◆ **What needs to be done**:
Output the lines from the line with "actions-row: Remove |" up to and including the line with "544, 337, 568]", with "Navigation Label" renamed to "Menu Label" and nothing else changed.

◆ **Provided entries**:

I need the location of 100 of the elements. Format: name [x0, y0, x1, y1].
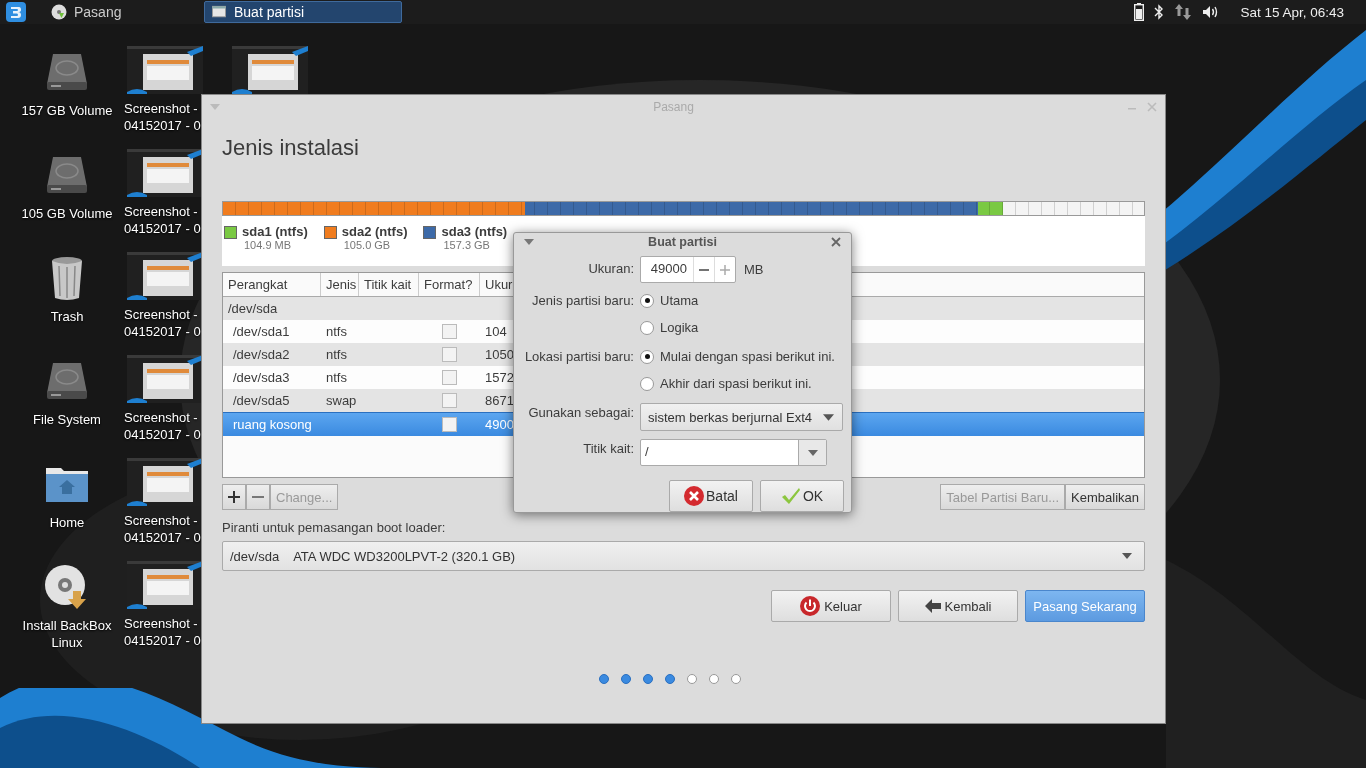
partition-name: sda1 (ntfs)	[242, 224, 308, 239]
arrow-left-icon	[924, 599, 941, 613]
checkmark-icon	[780, 487, 801, 505]
taskbar-button[interactable]: Buat partisi	[204, 1, 402, 23]
screenshot-thumbnail-icon[interactable]	[127, 561, 203, 609]
size-spin-field[interactable]: 49000	[640, 256, 736, 283]
radio-option[interactable]: Mulai dengan spasi berikut ini.	[640, 345, 835, 368]
partition-name: sda3 (ntfs)	[441, 224, 508, 239]
icon-label: 105 GB Volume	[21, 205, 113, 222]
file-label: Screenshot -	[124, 306, 198, 323]
table-cell-text: 104	[484, 324, 507, 339]
taskbar-button[interactable]: Pasang	[44, 1, 194, 23]
file-label: Screenshot -	[124, 512, 198, 529]
ok-button[interactable]: OK	[760, 480, 844, 512]
icon-label: Trash	[49, 308, 85, 325]
icon-label: 157 GB Volume	[21, 102, 113, 119]
radio-option[interactable]: Akhir dari spasi berikut ini.	[640, 372, 812, 395]
boot-loader-dropdown[interactable]: /dev/sda ATA WDC WD3200LPVT-2 (320.1 GB)	[222, 541, 1145, 571]
file-label: 04152017 - 0	[124, 426, 201, 443]
screenshot-thumbnail-icon[interactable]	[127, 149, 203, 197]
window-menu-icon[interactable]	[524, 238, 534, 245]
screenshot-thumbnail-icon[interactable]	[232, 46, 308, 94]
table-cell-text: /dev/sda5	[232, 393, 291, 408]
dialog-title: Buat partisi	[647, 234, 718, 249]
format-checkbox[interactable]	[442, 347, 457, 362]
partition-size: 104.9 MB	[244, 239, 293, 251]
close-icon[interactable]	[831, 236, 841, 247]
window-icon	[211, 5, 227, 19]
plus-icon	[228, 491, 240, 503]
screenshot-thumbnail-icon[interactable]	[127, 252, 203, 300]
file-label: Screenshot -	[124, 615, 198, 632]
file-label: Screenshot -	[124, 100, 198, 117]
caret-icon	[1122, 553, 1132, 559]
column-header[interactable]: Jenis	[321, 273, 359, 296]
quit-button[interactable]: Keluar	[771, 590, 891, 622]
table-cell-text: ruang kosong	[232, 417, 313, 432]
form-label: Lokasi partisi baru:	[523, 348, 634, 366]
icon-label: File System	[32, 411, 102, 428]
file-label: Screenshot -	[124, 409, 198, 426]
form-label: Gunakan sebagai:	[527, 404, 634, 422]
file-label: 04152017 - 0	[124, 117, 201, 134]
screenshot-thumbnail-icon[interactable]	[127, 458, 203, 506]
disc-icon	[51, 4, 67, 20]
cancel-button[interactable]: Batal	[669, 480, 753, 512]
icon-label: Home	[48, 514, 86, 531]
table-cell-text: /dev/sda1	[232, 324, 291, 339]
table-cell-text: 1572	[484, 370, 514, 385]
caret-icon[interactable]	[807, 449, 818, 456]
table-cell-text: 8671	[484, 393, 514, 408]
screenshot-thumbnail-icon[interactable]	[127, 355, 203, 403]
table-action-button[interactable]: Kembalikan	[1065, 484, 1145, 510]
radio-button[interactable]	[640, 320, 654, 335]
table-cell-text: 4900	[484, 417, 514, 432]
format-checkbox[interactable]	[442, 417, 457, 432]
column-header[interactable]: Format?	[419, 273, 480, 296]
battery-icon[interactable]	[1134, 3, 1145, 21]
cancel-icon	[684, 486, 705, 506]
table-cell: ntfs	[326, 370, 347, 385]
table-cell-text: /dev/sda3	[232, 370, 291, 385]
file-label: 04152017 - 0	[124, 529, 201, 546]
mount-point-field[interactable]: /	[640, 439, 827, 466]
format-checkbox[interactable]	[442, 324, 457, 339]
menu-icon[interactable]	[6, 2, 26, 22]
table-cell-text: 1050	[484, 347, 514, 362]
table-cell: swap	[326, 393, 357, 408]
remove-button[interactable]	[246, 484, 270, 510]
table-cell: ntfs	[326, 324, 347, 339]
radio-button[interactable]	[640, 349, 654, 364]
table-cell: ntfs	[326, 347, 347, 362]
file-label: 04152017 - 0	[124, 323, 201, 340]
partition-size: 157.3 GB	[443, 239, 491, 251]
table-cell-text: /dev/sda2	[232, 347, 291, 362]
power-icon	[800, 596, 821, 616]
radio-button[interactable]	[640, 293, 654, 308]
icon-label: Install BackBox Linux	[21, 617, 113, 651]
form-label: Jenis partisi baru:	[531, 292, 634, 310]
back-button[interactable]: Kembali	[898, 590, 1018, 622]
file-label: Screenshot -	[124, 203, 198, 220]
network-icon[interactable]	[1174, 3, 1193, 21]
partition-size: 105.0 GB	[343, 239, 392, 251]
file-label: 04152017 - 0	[124, 632, 201, 649]
column-header[interactable]: Perangkat	[223, 273, 321, 296]
column-header[interactable]: Titik kait	[359, 273, 419, 296]
add-button[interactable]	[222, 484, 246, 510]
filesystem-dropdown[interactable]: sistem berkas berjurnal Ext4	[640, 403, 843, 431]
radio-button[interactable]	[640, 376, 654, 391]
partition-name: sda2 (ntfs)	[341, 224, 408, 239]
table-cell-text: /dev/sda	[227, 301, 278, 316]
screenshot-thumbnail-icon[interactable]	[127, 46, 203, 94]
clock[interactable]: Sat 15 Apr, 06:43	[1240, 4, 1344, 20]
form-label: Titik kait:	[582, 440, 634, 458]
bluetooth-icon[interactable]	[1154, 4, 1165, 20]
form-label: Ukuran:	[587, 260, 634, 278]
radio-option[interactable]: Utama	[640, 289, 699, 312]
boot-loader-label: Piranti untuk pemasangan boot loader:	[222, 520, 447, 535]
unit-label: MB	[744, 262, 764, 277]
file-label: 04152017 - 0	[124, 220, 201, 237]
format-checkbox[interactable]	[442, 393, 457, 408]
page-heading: Jenis instalasi	[222, 135, 360, 161]
format-checkbox[interactable]	[442, 370, 457, 385]
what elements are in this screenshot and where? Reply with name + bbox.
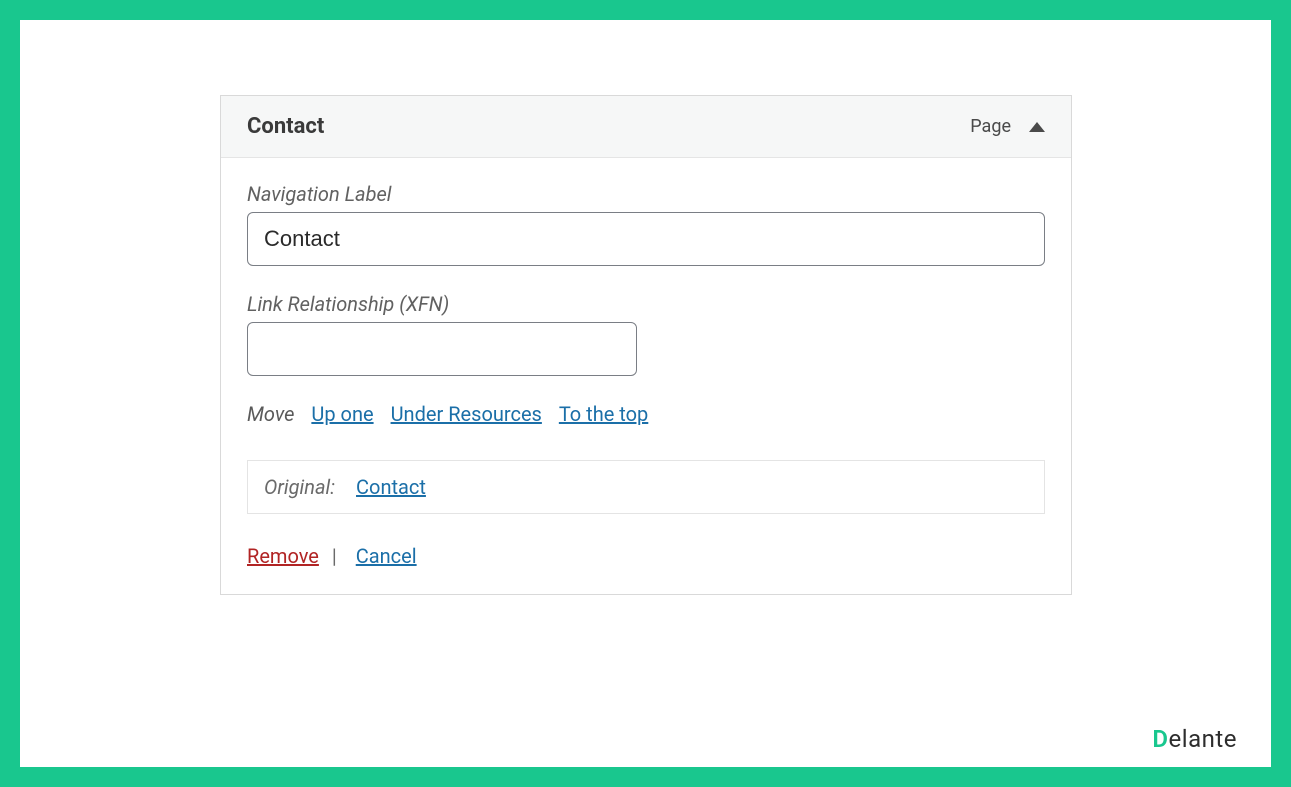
actions-row: Remove | Cancel	[247, 544, 1045, 568]
original-box: Original: Contact	[247, 460, 1045, 514]
nav-label-title: Navigation Label	[247, 182, 1045, 206]
panel-type-label: Page	[970, 116, 1011, 137]
collapse-icon[interactable]	[1029, 122, 1045, 132]
move-to-top-link[interactable]: To the top	[559, 402, 648, 426]
actions-separator: |	[332, 544, 337, 568]
canvas: Contact Page Navigation Label Link Relat…	[20, 20, 1271, 767]
panel-body: Navigation Label Link Relationship (XFN)…	[221, 158, 1071, 594]
remove-link[interactable]: Remove	[247, 544, 319, 568]
menu-item-panel: Contact Page Navigation Label Link Relat…	[220, 95, 1072, 595]
move-row: Move Up one Under Resources To the top	[247, 402, 1045, 426]
cancel-link[interactable]: Cancel	[356, 544, 417, 568]
move-up-one-link[interactable]: Up one	[311, 402, 373, 426]
brand-logo: Delante	[1152, 725, 1237, 753]
move-under-link[interactable]: Under Resources	[391, 402, 542, 426]
outer-frame: Contact Page Navigation Label Link Relat…	[0, 0, 1291, 787]
xfn-title: Link Relationship (XFN)	[247, 292, 1045, 316]
panel-header[interactable]: Contact Page	[221, 96, 1071, 158]
panel-title: Contact	[247, 114, 324, 139]
original-link[interactable]: Contact	[356, 475, 426, 499]
nav-label-input[interactable]	[247, 212, 1045, 266]
original-label: Original:	[264, 475, 335, 499]
panel-type-wrap: Page	[970, 116, 1045, 137]
xfn-input[interactable]	[247, 322, 637, 376]
move-label: Move	[247, 402, 294, 426]
brand-rest: elante	[1169, 725, 1237, 753]
brand-first-letter: D	[1152, 725, 1168, 753]
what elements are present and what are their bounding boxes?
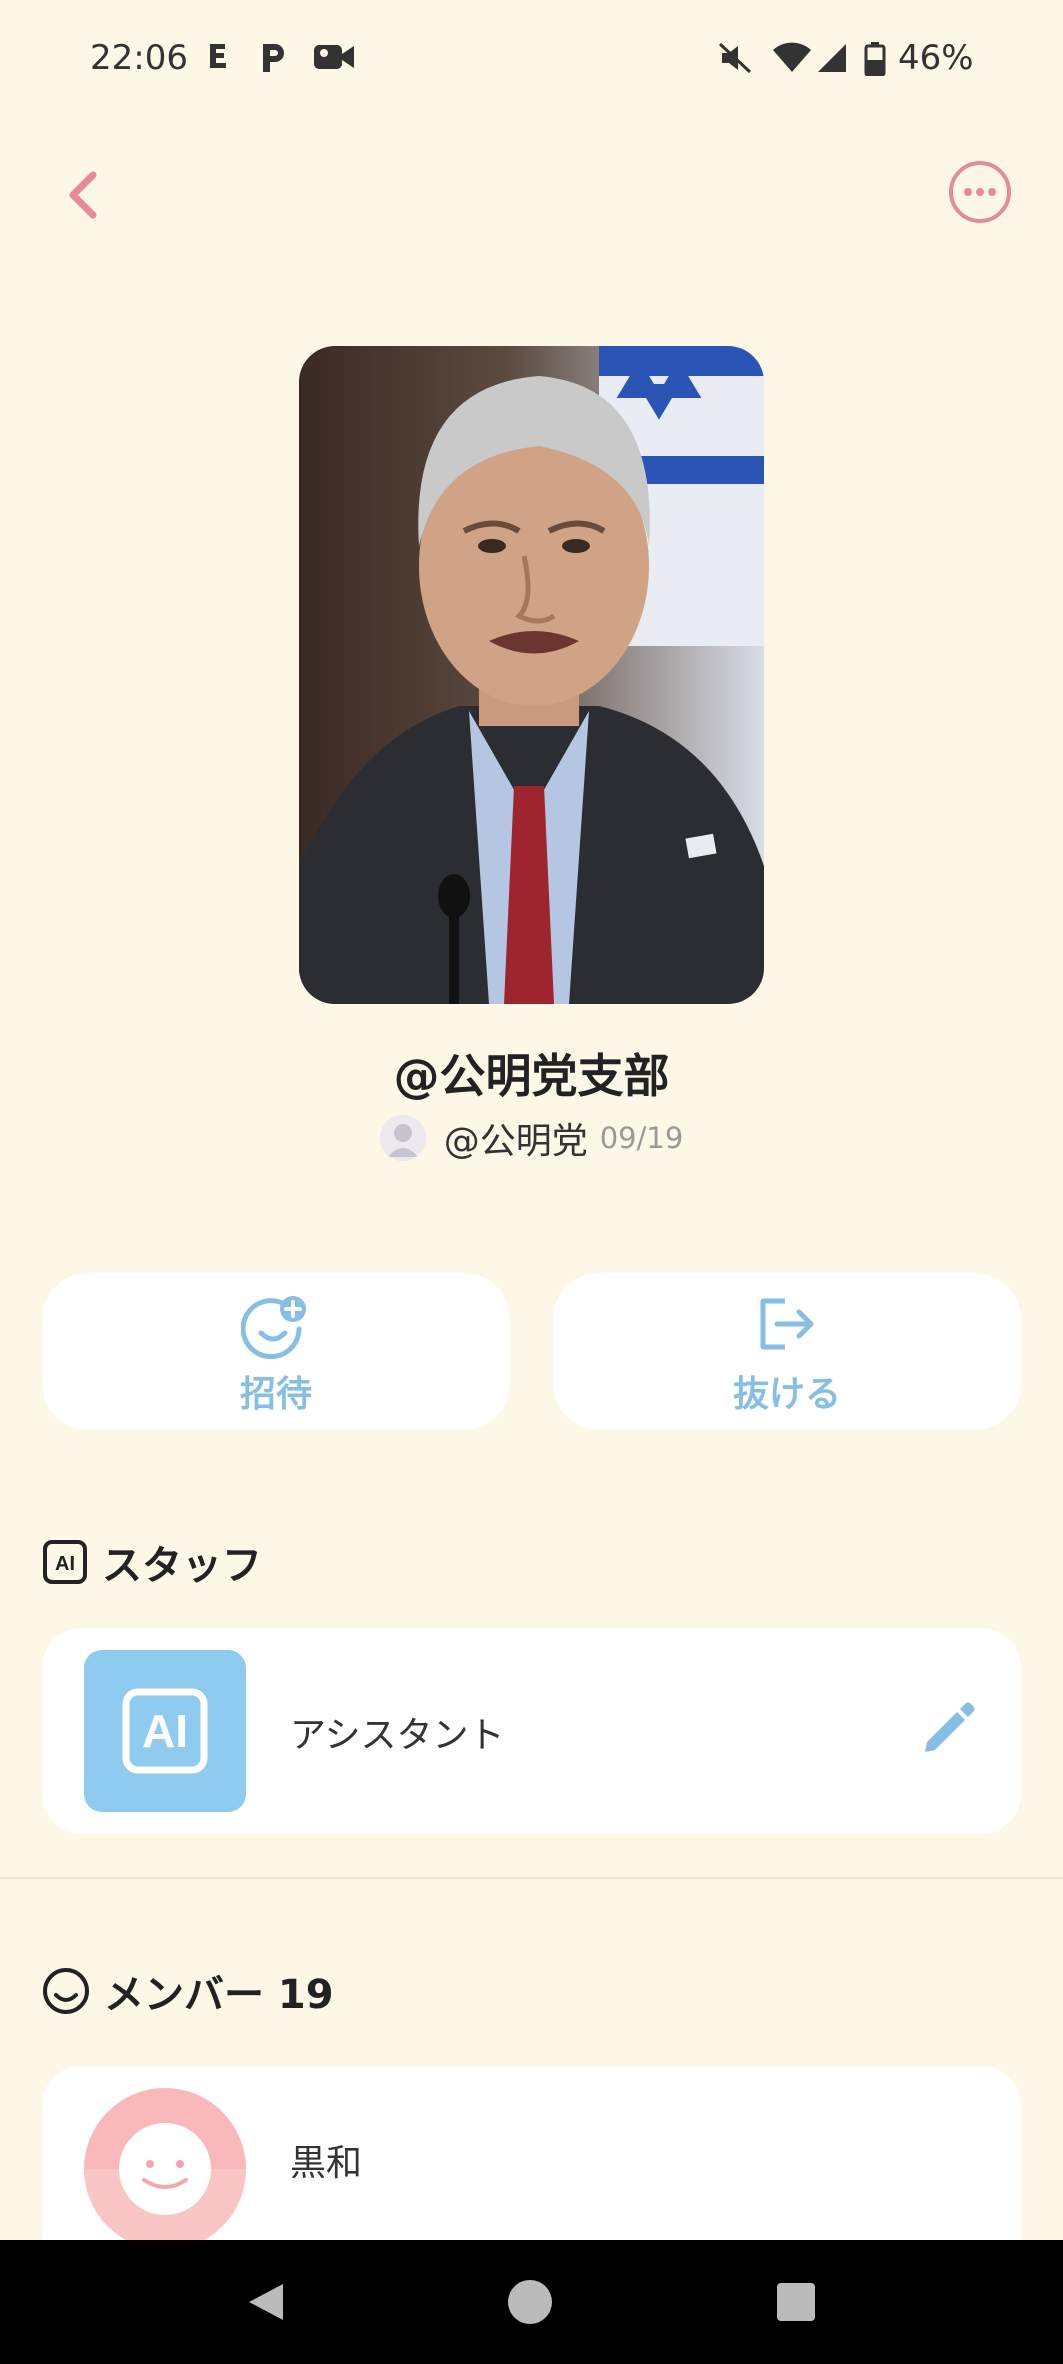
section-divider [0, 1877, 1063, 1879]
ai-box-icon: AI [43, 1540, 87, 1584]
invite-label: 招待 [239, 1374, 312, 1415]
creator-name[interactable]: @公明党 [444, 1112, 588, 1164]
creator-row: @公明党 09/19 [0, 1112, 1063, 1164]
video-camera-icon [312, 42, 356, 76]
member-name: 黒和 [290, 2143, 363, 2184]
nav-back-button[interactable] [243, 2280, 287, 2328]
mute-icon [718, 42, 754, 78]
created-date: 09/19 [599, 1121, 684, 1155]
creator-avatar[interactable] [379, 1115, 426, 1161]
invite-button[interactable]: 招待 [42, 1273, 510, 1430]
battery-icon [864, 42, 886, 80]
system-navigation-bar [0, 2240, 1063, 2364]
svg-text:AI: AI [55, 1553, 75, 1575]
pencil-icon [925, 1702, 975, 1752]
triangle-back-icon [249, 2284, 283, 2320]
nav-recents-button[interactable] [776, 2282, 816, 2326]
leave-button[interactable]: 抜ける [553, 1273, 1021, 1430]
group-title: @公明党支部 [393, 1049, 670, 1103]
circle-home-icon [508, 2280, 552, 2324]
smiley-icon [43, 1968, 89, 2014]
group-photo[interactable] [299, 346, 764, 1004]
more-options-button[interactable] [946, 158, 1014, 226]
leave-label: 抜ける [732, 1374, 841, 1415]
battery-percentage: 46% [898, 38, 974, 78]
status-time: 22:06 [90, 38, 188, 78]
more-horizontal-circle-icon [949, 161, 1011, 223]
edit-staff-button[interactable] [919, 1698, 979, 1758]
staff-section-title: スタッフ [102, 1543, 262, 1589]
member-avatar [84, 2088, 246, 2250]
exit-icon [760, 1298, 814, 1350]
ai-tile-text: AI [142, 1705, 188, 1757]
chevron-left-icon [69, 171, 97, 219]
square-recents-icon [777, 2283, 815, 2321]
e-icon [207, 42, 229, 74]
staff-item[interactable]: AI アシスタント [42, 1628, 1021, 1834]
p-icon [258, 42, 288, 78]
members-section-title: メンバー 19 [104, 1972, 334, 2018]
members-section-header: メンバー 19 [42, 1962, 334, 2020]
add-friend-icon [241, 1296, 306, 1359]
staff-name: アシスタント [290, 1715, 505, 1756]
ai-assistant-avatar: AI [84, 1650, 246, 1812]
wifi-icon [772, 42, 812, 78]
staff-section-header: AI スタッフ [42, 1533, 262, 1591]
nav-home-button[interactable] [507, 2279, 553, 2329]
signal-icon [816, 42, 848, 78]
back-button[interactable] [48, 160, 118, 230]
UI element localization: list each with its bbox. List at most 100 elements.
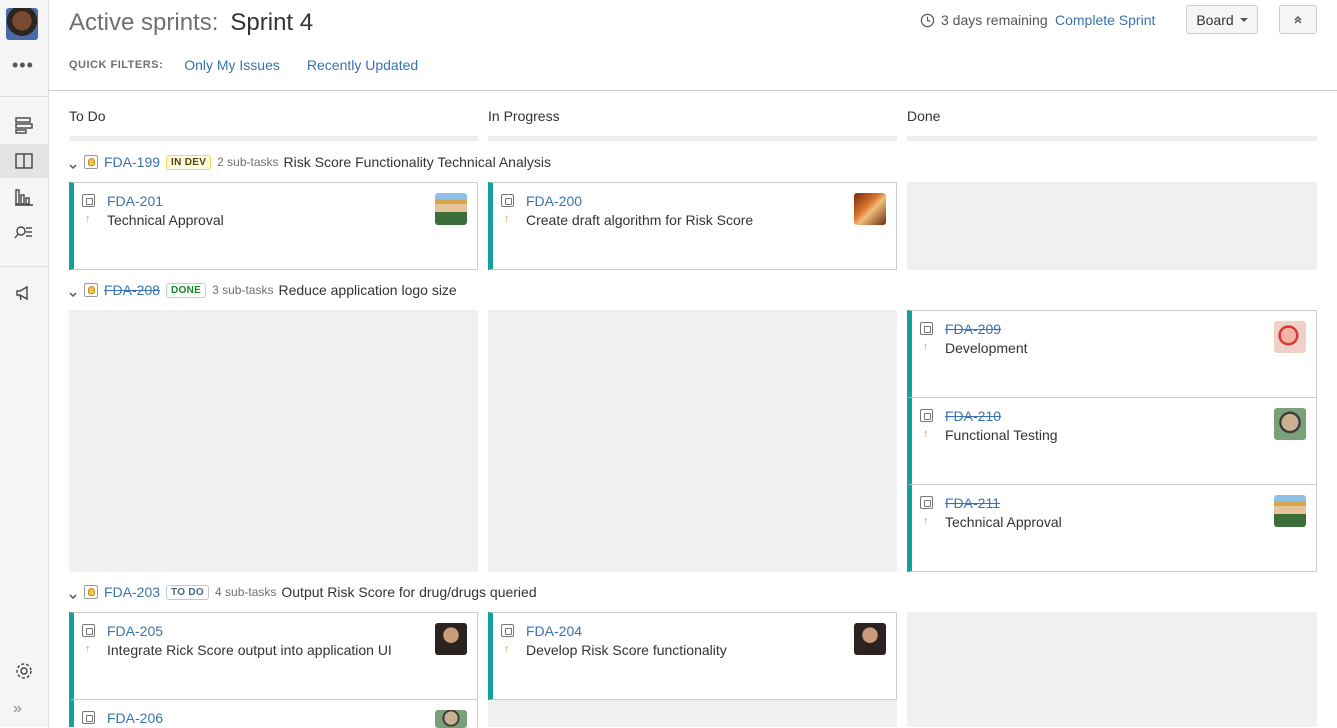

◆ **Expected output**:
actions-row: Remove | Cancel	[247, 544, 1045, 568]
original-box: Original: Contact	[247, 460, 1045, 514]
nav-label-title: Menu Label	[247, 182, 1045, 206]
panel-type-label: Page	[970, 116, 1011, 137]
collapse-icon[interactable]	[1029, 122, 1045, 132]
move-to-top-link[interactable]: To the top	[559, 402, 648, 426]
actions-separator: |	[332, 544, 337, 568]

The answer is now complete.